#### [What you will do]
Gather every line in the records below that contains the word "javaslatot".

┌─ Material to process

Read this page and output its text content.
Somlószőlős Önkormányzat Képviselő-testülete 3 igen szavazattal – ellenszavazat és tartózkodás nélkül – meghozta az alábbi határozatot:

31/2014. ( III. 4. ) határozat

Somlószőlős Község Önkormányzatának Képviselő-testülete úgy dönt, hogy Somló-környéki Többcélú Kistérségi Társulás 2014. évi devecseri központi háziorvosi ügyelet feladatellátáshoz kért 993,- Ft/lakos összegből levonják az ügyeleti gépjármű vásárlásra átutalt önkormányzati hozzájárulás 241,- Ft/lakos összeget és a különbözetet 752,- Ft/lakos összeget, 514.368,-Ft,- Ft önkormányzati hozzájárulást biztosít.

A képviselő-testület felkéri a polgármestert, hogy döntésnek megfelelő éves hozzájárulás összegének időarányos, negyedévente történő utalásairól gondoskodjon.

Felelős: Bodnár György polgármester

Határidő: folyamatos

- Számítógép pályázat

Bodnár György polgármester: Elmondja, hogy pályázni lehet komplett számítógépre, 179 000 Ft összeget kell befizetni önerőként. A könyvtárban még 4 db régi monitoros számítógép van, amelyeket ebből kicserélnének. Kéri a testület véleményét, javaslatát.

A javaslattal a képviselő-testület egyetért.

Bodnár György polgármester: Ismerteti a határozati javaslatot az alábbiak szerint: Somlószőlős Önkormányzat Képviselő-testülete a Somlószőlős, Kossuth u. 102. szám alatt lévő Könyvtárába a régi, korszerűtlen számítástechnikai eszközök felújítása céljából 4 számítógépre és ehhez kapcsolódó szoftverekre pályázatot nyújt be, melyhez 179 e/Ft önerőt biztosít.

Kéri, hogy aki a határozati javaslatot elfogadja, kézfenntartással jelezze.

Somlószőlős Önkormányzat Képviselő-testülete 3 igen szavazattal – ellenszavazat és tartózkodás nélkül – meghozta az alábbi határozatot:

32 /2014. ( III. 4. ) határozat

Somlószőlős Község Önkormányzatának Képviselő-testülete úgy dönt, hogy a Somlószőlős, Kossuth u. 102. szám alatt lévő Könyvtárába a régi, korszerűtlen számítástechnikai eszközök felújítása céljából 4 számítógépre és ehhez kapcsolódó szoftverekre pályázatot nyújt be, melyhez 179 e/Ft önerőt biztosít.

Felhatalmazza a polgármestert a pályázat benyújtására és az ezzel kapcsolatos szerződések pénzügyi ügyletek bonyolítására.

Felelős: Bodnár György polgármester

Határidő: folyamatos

└─

#### [Right answer]
Bodnár György polgármester: Ismerteti a határozati javaslatot az alábbiak szerint: Somlószőlős Önkormányzat Képviselő-testülete a Somlószőlős, Kossuth u. 102. szám alatt lévő Könyvtárába a régi, korszerűtlen számítástechnikai eszközök felújítása céljából 4 számítógépre és ehhez kapcsolódó szoftverekre pályázatot nyújt be, melyhez 179 e/Ft önerőt biztosít.
Kéri, hogy aki a határozati javaslatot elfogadja, kézfenntartással jelezze.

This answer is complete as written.